* _TASK OBJECTIVE_: Repeat all of the material below exactly as written, images excluded.

Stored data:

# # # # #

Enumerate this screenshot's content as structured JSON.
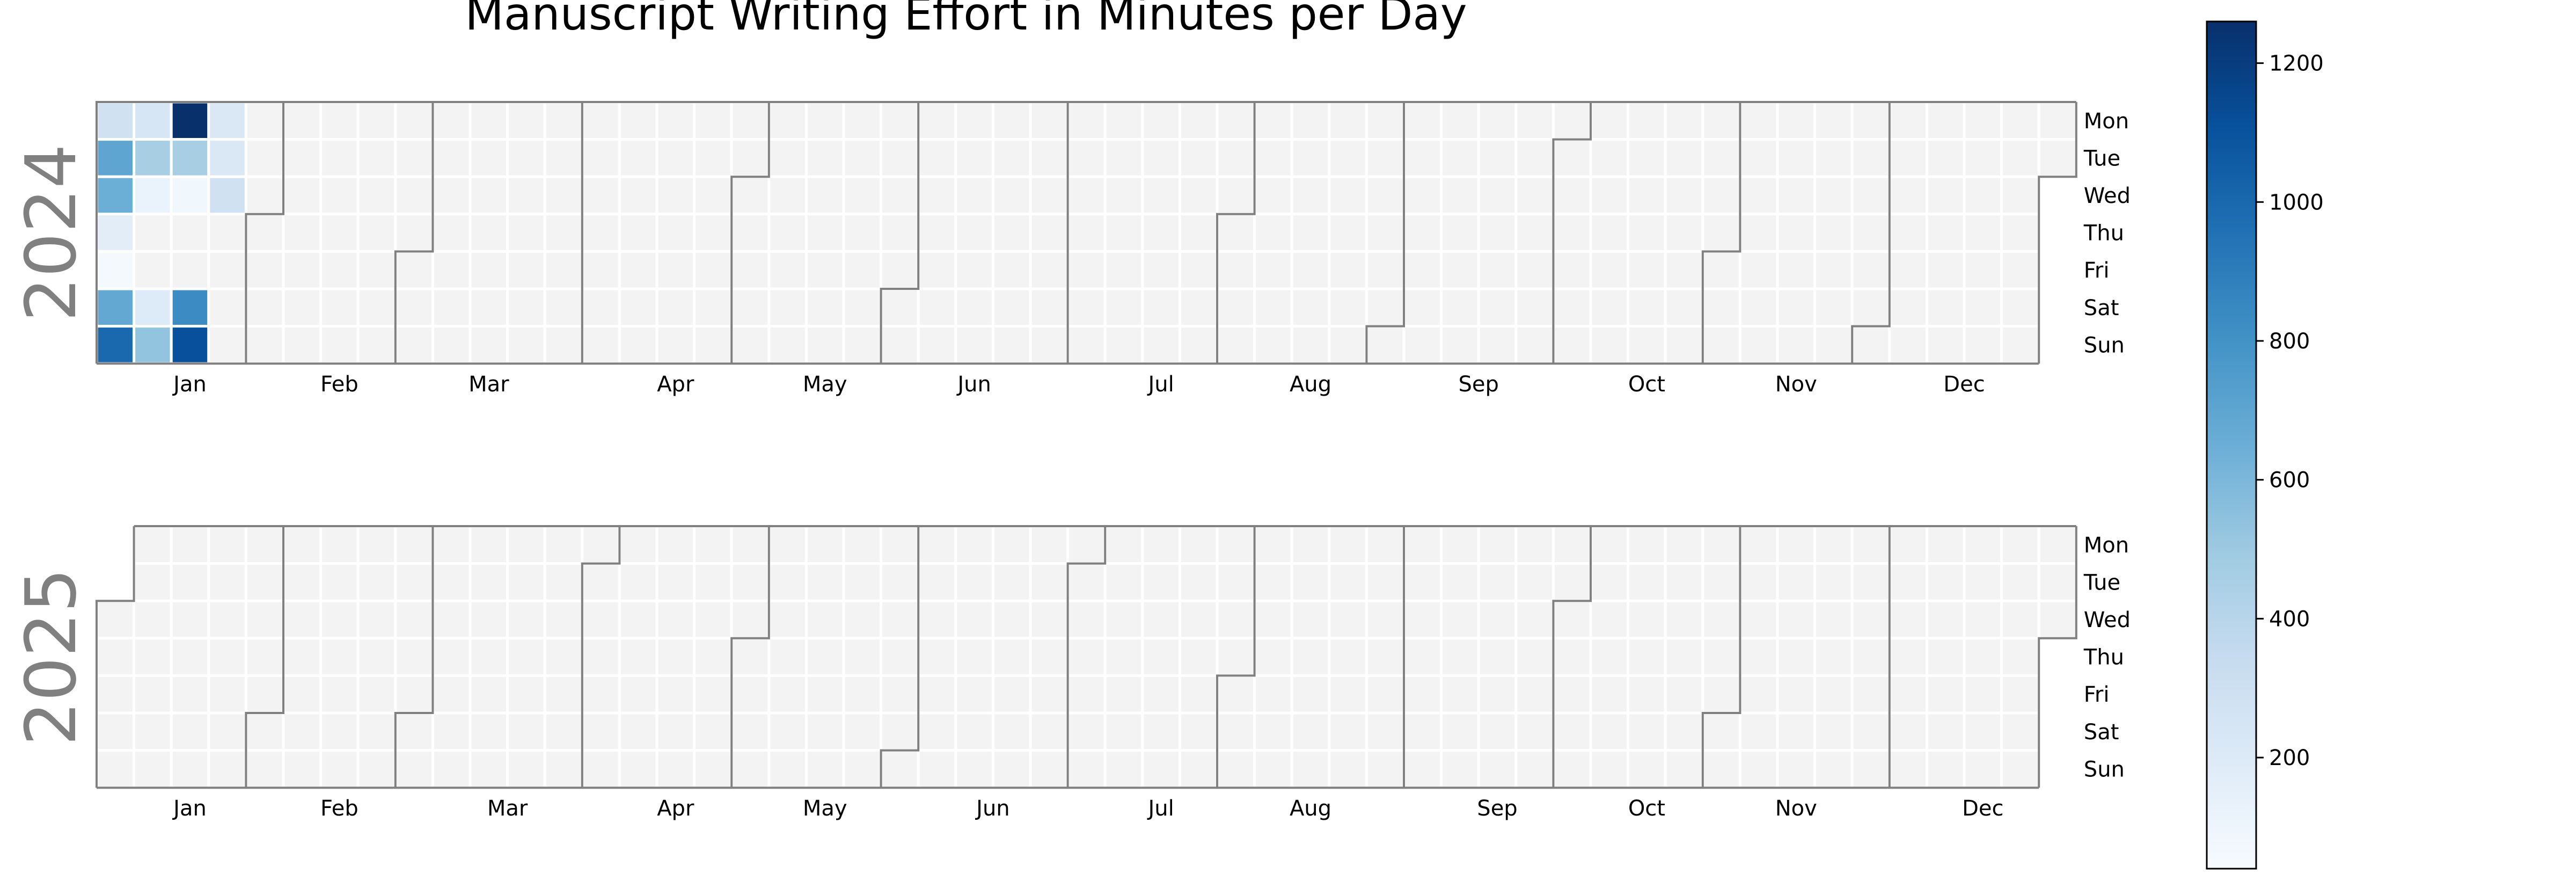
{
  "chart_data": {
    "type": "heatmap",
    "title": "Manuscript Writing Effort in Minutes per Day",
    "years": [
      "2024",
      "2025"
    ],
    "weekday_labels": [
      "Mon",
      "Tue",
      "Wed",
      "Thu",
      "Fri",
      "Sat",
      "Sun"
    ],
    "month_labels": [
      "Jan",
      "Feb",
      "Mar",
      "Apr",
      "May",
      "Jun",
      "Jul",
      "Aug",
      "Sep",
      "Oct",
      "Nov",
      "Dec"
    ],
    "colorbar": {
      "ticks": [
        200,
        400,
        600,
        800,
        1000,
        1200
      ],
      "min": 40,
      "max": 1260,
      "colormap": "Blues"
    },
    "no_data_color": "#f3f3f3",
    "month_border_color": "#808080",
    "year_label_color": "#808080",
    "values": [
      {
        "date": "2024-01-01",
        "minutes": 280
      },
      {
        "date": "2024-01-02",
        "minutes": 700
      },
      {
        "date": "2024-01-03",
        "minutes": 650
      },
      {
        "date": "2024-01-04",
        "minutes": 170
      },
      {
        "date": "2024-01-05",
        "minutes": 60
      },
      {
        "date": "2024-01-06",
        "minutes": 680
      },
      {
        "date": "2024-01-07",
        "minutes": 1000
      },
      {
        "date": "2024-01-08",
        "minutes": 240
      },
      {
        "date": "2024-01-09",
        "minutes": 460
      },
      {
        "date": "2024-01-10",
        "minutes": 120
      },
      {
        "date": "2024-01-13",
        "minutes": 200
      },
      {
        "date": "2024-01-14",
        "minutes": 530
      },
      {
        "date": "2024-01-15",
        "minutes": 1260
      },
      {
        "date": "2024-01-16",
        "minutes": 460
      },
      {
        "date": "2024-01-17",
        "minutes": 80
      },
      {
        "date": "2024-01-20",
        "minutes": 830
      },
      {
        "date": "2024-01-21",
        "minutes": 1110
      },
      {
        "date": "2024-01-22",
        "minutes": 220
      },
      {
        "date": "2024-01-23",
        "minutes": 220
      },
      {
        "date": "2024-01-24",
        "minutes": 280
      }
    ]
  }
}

# # # # #

* _RESULT FOR THIS TASK_:
Enumerate this screenshot's content as structured JSON.
{
  "chart_data": {
    "type": "heatmap",
    "title": "Manuscript Writing Effort in Minutes per Day",
    "years": [
      "2024",
      "2025"
    ],
    "weekday_labels": [
      "Mon",
      "Tue",
      "Wed",
      "Thu",
      "Fri",
      "Sat",
      "Sun"
    ],
    "month_labels": [
      "Jan",
      "Feb",
      "Mar",
      "Apr",
      "May",
      "Jun",
      "Jul",
      "Aug",
      "Sep",
      "Oct",
      "Nov",
      "Dec"
    ],
    "colorbar": {
      "ticks": [
        200,
        400,
        600,
        800,
        1000,
        1200
      ],
      "min": 40,
      "max": 1260,
      "colormap": "Blues"
    },
    "no_data_color": "#f3f3f3",
    "month_border_color": "#808080",
    "year_label_color": "#808080",
    "values": [
      {
        "date": "2024-01-01",
        "minutes": 280
      },
      {
        "date": "2024-01-02",
        "minutes": 700
      },
      {
        "date": "2024-01-03",
        "minutes": 650
      },
      {
        "date": "2024-01-04",
        "minutes": 170
      },
      {
        "date": "2024-01-05",
        "minutes": 60
      },
      {
        "date": "2024-01-06",
        "minutes": 680
      },
      {
        "date": "2024-01-07",
        "minutes": 1000
      },
      {
        "date": "2024-01-08",
        "minutes": 240
      },
      {
        "date": "2024-01-09",
        "minutes": 460
      },
      {
        "date": "2024-01-10",
        "minutes": 120
      },
      {
        "date": "2024-01-13",
        "minutes": 200
      },
      {
        "date": "2024-01-14",
        "minutes": 530
      },
      {
        "date": "2024-01-15",
        "minutes": 1260
      },
      {
        "date": "2024-01-16",
        "minutes": 460
      },
      {
        "date": "2024-01-17",
        "minutes": 80
      },
      {
        "date": "2024-01-20",
        "minutes": 830
      },
      {
        "date": "2024-01-21",
        "minutes": 1110
      },
      {
        "date": "2024-01-22",
        "minutes": 220
      },
      {
        "date": "2024-01-23",
        "minutes": 220
      },
      {
        "date": "2024-01-24",
        "minutes": 280
      }
    ]
  }
}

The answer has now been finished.